EXERCISE PROMPT - Output every line below without omitting or altering anything.

DATA ENTRIES -
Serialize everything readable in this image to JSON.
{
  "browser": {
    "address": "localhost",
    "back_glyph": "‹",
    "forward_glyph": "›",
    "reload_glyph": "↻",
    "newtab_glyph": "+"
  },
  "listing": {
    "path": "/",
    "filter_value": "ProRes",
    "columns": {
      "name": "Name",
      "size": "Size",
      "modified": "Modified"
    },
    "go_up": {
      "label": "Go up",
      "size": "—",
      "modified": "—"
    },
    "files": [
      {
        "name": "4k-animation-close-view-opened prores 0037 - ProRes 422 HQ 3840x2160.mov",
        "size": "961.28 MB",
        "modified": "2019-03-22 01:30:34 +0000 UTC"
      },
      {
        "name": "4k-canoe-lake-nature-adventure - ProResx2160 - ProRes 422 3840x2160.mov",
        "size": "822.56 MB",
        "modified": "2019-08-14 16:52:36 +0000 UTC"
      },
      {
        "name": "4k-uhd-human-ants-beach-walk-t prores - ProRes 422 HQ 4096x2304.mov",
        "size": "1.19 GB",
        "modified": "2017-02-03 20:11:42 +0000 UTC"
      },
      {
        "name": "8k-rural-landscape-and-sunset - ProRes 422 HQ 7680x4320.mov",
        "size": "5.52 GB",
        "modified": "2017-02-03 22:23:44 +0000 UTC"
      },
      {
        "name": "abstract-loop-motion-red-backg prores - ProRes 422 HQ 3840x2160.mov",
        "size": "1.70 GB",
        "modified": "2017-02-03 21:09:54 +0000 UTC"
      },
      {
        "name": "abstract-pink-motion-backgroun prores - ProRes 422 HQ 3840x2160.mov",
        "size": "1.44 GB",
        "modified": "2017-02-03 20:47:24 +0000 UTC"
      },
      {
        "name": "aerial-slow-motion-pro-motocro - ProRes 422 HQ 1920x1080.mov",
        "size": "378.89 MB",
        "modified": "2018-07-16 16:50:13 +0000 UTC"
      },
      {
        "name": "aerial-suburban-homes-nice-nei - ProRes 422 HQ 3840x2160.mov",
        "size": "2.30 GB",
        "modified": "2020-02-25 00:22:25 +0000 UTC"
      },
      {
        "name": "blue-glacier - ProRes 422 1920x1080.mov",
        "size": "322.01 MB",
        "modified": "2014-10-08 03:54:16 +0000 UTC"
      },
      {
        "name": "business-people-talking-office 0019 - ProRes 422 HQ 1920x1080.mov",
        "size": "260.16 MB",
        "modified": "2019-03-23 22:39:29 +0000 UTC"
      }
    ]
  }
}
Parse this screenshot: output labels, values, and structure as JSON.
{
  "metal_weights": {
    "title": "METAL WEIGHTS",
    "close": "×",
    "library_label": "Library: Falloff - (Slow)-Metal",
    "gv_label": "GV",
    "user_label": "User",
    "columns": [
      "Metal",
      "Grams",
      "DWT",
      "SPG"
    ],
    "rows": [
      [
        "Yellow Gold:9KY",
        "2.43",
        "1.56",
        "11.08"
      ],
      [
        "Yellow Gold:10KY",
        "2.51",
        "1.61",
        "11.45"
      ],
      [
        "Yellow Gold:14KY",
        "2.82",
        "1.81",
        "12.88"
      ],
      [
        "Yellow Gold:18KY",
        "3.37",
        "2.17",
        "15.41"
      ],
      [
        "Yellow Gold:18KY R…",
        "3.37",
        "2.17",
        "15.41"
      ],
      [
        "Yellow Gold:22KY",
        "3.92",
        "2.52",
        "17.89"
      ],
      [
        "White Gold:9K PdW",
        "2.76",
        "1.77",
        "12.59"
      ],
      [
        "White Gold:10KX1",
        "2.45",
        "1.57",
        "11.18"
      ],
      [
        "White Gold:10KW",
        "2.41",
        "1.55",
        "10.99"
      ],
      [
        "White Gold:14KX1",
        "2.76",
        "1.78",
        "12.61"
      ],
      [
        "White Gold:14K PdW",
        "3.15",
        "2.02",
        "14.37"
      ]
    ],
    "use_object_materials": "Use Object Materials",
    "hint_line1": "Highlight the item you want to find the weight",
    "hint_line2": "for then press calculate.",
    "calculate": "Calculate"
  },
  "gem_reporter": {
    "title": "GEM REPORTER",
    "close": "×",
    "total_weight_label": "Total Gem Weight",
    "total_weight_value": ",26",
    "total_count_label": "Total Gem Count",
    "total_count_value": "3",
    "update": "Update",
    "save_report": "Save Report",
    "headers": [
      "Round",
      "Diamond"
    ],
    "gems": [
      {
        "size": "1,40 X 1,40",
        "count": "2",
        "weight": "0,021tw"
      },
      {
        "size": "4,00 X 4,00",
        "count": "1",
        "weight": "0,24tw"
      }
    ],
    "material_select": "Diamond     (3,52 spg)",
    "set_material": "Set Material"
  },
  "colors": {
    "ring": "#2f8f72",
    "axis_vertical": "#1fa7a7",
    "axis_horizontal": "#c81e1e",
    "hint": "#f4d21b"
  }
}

EXPECTED ANSWER -
Serialize everything readable in this image to JSON.
{
  "browser": {
    "address": "localhost",
    "back_glyph": "‹",
    "forward_glyph": "›",
    "reload_glyph": "↻",
    "newtab_glyph": "+"
  },
  "listing": {
    "path": "/",
    "filter_value": "ProRes",
    "columns": {
      "name": "Name",
      "size": "Size",
      "modified": "Modified"
    },
    "go_up": {
      "label": "Go up",
      "size": "—",
      "modified": "—"
    },
    "files": [
      {
        "name": "4k-animation-close-view-opened prores 0037 - ProRes 422 HQ 3840x2160.mov",
        "size": "961.28 MB",
        "modified": "2019-03-22 01:30:34 +0000 UTC"
      },
      {
        "name": "4k-canoe-lake-nature-adventure - ProResx2160 - ProRes 422 3840x2160.mov",
        "size": "822.56 MB",
        "modified": "2019-08-14 16:52:36 +0000 UTC"
      },
      {
        "name": "4k-uhd-human-ants-beach-walk-t prores - ProRes 422 HQ 4096x2304.mov",
        "size": "1.19 GB",
        "modified": "2017-02-03 20:11:42 +0000 UTC"
      },
      {
        "name": "8k-rural-landscape-and-sunset - ProRes 422 HQ 7680x4320.mov",
        "size": "5.52 GB",
        "modified": "2017-02-03 22:23:44 +0000 UTC"
      },
      {
        "name": "abstract-loop-motion-red-backg prores - ProRes 422 HQ 3840x2160.mov",
        "size": "1.70 GB",
        "modified": "2017-02-03 21:09:54 +0000 UTC"
      },
      {
        "name": "abstract-pink-motion-backgroun prores - ProRes 422 HQ 3840x2160.mov",
        "size": "1.44 GB",
        "modified": "2017-02-03 20:47:24 +0000 UTC"
      },
      {
        "name": "aerial-slow-motion-pro-motocro - ProRes 422 HQ 1920x1080.mov",
        "size": "378.89 MB",
        "modified": "2018-07-16 16:50:13 +0000 UTC"
      },
      {
        "name": "aerial-suburban-homes-nice-nei - ProRes 422 HQ 3840x2160.mov",
        "size": "2.30 GB",
        "modified": "2020-02-25 00:22:25 +0000 UTC"
      },
      {
        "name": "blue-glacier - ProRes 422 1920x1080.mov",
        "size": "322.01 MB",
        "modified": "2014-10-08 03:54:16 +0000 UTC"
      },
      {
        "name": "business-people-talking-office 0019 - ProRes 422 HQ 1920x1080.mov",
        "size": "260.16 MB",
        "modified": "2019-03-23 22:39:29 +0000 UTC"
      }
    ]
  }
}
Parse this screenshot: output labels, values, and structure as JSON.
{
  "metal_weights": {
    "title": "METAL WEIGHTS",
    "close": "×",
    "library_label": "Library: Falloff - (Slow)-Metal",
    "gv_label": "GV",
    "user_label": "User",
    "columns": [
      "Metal",
      "Grams",
      "DWT",
      "SPG"
    ],
    "rows": [
      [
        "Yellow Gold:9KY",
        "2.43",
        "1.56",
        "11.08"
      ],
      [
        "Yellow Gold:10KY",
        "2.51",
        "1.61",
        "11.45"
      ],
      [
        "Yellow Gold:14KY",
        "2.82",
        "1.81",
        "12.88"
      ],
      [
        "Yellow Gold:18KY",
        "3.37",
        "2.17",
        "15.41"
      ],
      [
        "Yellow Gold:18KY R…",
        "3.37",
        "2.17",
        "15.41"
      ],
      [
        "Yellow Gold:22KY",
        "3.92",
        "2.52",
        "17.89"
      ],
      [
        "White Gold:9K PdW",
        "2.76",
        "1.77",
        "12.59"
      ],
      [
        "White Gold:10KX1",
        "2.45",
        "1.57",
        "11.18"
      ],
      [
        "White Gold:10KW",
        "2.41",
        "1.55",
        "10.99"
      ],
      [
        "White Gold:14KX1",
        "2.76",
        "1.78",
        "12.61"
      ],
      [
        "White Gold:14K PdW",
        "3.15",
        "2.02",
        "14.37"
      ]
    ],
    "use_object_materials": "Use Object Materials",
    "hint_line1": "Highlight the item you want to find the weight",
    "hint_line2": "for then press calculate.",
    "calculate": "Calculate"
  },
  "gem_reporter": {
    "title": "GEM REPORTER",
    "close": "×",
    "total_weight_label": "Total Gem Weight",
    "total_weight_value": ",26",
    "total_count_label": "Total Gem Count",
    "total_count_value": "3",
    "update": "Update",
    "save_report": "Save Report",
    "headers": [
      "Round",
      "Diamond"
    ],
    "gems": [
      {
        "size": "1,40 X 1,40",
        "count": "2",
        "weight": "0,021tw"
      },
      {
        "size": "4,00 X 4,00",
        "count": "1",
        "weight": "0,24tw"
      }
    ],
    "material_select": "Diamond     (3,52 spg)",
    "set_material": "Set Material"
  },
  "colors": {
    "ring": "#2f8f72",
    "axis_vertical": "#1fa7a7",
    "axis_horizontal": "#c81e1e",
    "hint": "#f4d21b"
  }
}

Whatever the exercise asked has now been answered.